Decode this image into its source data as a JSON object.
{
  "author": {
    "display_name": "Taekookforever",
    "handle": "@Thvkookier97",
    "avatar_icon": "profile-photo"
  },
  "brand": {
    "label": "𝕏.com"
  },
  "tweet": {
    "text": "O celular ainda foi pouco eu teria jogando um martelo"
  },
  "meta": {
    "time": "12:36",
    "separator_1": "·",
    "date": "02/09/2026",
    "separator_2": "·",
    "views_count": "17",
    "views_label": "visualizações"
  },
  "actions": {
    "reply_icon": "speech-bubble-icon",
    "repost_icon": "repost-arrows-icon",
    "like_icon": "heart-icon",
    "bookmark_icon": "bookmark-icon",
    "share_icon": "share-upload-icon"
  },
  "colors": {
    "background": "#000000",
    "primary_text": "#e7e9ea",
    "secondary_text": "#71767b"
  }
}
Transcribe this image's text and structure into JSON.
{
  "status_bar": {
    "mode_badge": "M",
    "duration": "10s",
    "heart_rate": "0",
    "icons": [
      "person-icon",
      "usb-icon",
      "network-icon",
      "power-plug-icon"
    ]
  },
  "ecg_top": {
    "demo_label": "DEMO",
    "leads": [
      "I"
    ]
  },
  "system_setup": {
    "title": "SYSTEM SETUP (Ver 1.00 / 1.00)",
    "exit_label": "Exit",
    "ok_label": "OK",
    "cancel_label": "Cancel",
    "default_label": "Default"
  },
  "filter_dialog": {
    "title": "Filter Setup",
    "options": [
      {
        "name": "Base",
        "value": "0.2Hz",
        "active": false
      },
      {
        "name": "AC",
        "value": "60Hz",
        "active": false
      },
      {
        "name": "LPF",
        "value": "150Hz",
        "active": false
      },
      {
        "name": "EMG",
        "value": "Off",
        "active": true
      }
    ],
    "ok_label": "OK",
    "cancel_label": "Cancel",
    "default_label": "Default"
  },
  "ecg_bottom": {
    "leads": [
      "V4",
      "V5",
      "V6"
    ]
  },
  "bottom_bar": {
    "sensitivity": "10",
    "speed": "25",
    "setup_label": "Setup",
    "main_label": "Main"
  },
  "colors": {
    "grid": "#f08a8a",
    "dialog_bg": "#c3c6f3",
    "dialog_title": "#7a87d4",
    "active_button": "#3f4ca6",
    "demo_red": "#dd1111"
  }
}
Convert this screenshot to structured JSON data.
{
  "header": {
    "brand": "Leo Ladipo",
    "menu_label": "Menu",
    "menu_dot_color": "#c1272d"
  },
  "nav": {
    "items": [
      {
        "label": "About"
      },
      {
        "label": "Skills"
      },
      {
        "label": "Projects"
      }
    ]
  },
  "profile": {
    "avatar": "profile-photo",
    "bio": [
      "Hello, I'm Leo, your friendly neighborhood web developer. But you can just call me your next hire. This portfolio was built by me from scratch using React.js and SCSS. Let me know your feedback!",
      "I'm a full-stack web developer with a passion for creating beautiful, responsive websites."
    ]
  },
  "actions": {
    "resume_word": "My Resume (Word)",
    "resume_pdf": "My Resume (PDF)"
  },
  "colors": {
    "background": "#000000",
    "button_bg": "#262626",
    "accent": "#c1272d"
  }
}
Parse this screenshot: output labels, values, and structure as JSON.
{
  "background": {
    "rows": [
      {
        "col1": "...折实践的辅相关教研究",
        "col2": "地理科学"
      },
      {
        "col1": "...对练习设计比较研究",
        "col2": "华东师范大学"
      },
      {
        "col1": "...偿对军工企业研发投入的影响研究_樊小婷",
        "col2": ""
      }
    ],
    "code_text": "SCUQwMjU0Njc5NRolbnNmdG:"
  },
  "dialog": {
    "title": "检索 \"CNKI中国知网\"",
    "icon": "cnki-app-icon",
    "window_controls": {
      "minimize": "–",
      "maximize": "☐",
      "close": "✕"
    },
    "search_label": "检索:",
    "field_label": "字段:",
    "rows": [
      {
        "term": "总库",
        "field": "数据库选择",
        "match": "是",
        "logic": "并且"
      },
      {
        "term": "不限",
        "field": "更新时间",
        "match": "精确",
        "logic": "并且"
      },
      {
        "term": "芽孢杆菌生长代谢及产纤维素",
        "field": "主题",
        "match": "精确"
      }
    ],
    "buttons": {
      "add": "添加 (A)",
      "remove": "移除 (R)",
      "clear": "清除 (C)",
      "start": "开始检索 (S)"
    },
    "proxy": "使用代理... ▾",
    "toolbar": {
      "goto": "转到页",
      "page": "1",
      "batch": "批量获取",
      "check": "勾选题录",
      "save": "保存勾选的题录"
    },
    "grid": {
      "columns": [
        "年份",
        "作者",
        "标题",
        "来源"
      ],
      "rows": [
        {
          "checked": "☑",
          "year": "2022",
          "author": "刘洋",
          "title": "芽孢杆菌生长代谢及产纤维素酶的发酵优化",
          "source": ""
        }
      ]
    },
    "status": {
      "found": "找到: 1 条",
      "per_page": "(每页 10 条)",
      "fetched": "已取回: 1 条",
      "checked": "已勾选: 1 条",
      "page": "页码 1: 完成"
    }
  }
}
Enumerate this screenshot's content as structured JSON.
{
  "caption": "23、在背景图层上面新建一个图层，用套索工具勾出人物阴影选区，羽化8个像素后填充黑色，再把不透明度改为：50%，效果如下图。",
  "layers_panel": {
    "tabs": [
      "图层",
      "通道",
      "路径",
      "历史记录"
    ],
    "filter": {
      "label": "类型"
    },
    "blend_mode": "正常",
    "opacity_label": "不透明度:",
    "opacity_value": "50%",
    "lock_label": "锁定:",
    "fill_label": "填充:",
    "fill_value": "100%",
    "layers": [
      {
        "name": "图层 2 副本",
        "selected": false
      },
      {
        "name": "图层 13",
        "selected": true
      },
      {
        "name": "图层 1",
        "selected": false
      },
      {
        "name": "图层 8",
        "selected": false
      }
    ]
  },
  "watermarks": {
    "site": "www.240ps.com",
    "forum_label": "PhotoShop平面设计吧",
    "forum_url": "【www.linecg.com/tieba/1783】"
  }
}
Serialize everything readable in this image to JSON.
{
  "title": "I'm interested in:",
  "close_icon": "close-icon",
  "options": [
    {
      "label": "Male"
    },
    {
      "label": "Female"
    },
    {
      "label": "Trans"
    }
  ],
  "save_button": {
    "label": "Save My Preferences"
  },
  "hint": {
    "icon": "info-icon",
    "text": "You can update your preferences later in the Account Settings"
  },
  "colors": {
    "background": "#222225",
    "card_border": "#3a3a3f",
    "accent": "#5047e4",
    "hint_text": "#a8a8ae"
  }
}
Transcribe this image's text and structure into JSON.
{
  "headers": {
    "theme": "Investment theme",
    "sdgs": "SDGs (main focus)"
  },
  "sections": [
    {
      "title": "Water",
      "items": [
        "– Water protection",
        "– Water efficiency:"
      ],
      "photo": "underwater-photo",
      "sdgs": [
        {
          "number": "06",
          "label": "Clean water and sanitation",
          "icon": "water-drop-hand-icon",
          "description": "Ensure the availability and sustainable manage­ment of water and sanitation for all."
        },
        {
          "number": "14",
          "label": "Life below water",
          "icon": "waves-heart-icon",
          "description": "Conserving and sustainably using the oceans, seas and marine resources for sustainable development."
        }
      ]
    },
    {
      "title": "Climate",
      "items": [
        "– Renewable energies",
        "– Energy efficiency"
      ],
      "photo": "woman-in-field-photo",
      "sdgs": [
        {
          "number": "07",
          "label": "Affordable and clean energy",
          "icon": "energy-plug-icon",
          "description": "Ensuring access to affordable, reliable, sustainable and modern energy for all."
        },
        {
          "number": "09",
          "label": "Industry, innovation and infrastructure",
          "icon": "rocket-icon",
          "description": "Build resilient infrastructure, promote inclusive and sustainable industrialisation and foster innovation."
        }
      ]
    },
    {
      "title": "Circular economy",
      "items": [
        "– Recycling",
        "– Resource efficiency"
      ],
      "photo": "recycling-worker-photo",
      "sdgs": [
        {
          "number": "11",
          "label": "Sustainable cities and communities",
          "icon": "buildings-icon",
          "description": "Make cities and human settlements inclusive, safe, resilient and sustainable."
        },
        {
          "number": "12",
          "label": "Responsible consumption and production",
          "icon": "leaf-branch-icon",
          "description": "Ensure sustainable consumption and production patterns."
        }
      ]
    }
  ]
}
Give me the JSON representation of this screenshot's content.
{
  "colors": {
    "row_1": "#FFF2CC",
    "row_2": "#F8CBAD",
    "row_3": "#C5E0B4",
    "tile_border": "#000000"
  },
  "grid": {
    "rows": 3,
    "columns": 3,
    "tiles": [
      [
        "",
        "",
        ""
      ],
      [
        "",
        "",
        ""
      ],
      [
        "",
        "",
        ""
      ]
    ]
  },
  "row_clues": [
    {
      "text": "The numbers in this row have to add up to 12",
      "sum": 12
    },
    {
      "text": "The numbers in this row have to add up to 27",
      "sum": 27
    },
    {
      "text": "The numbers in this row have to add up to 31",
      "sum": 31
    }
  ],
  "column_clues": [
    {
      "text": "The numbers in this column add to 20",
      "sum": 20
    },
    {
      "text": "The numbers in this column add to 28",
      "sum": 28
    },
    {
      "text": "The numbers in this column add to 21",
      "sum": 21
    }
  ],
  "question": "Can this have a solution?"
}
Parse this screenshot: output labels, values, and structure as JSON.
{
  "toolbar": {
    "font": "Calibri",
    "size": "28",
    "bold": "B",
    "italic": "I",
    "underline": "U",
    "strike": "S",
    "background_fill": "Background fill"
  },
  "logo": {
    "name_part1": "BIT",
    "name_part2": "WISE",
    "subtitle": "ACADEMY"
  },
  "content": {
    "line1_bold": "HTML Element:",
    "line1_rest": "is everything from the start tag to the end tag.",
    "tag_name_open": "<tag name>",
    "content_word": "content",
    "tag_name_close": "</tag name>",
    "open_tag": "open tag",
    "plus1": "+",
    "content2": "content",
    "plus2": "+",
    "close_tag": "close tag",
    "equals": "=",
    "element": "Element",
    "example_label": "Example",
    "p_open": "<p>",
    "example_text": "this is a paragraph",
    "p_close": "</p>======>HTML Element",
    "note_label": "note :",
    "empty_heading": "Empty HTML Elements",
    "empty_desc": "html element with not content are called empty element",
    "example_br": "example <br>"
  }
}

WORK TO DO:
Tally up the lines in the records that contain the word "using" and give only the total.

SOLUTION TO THE EXERCISE:
2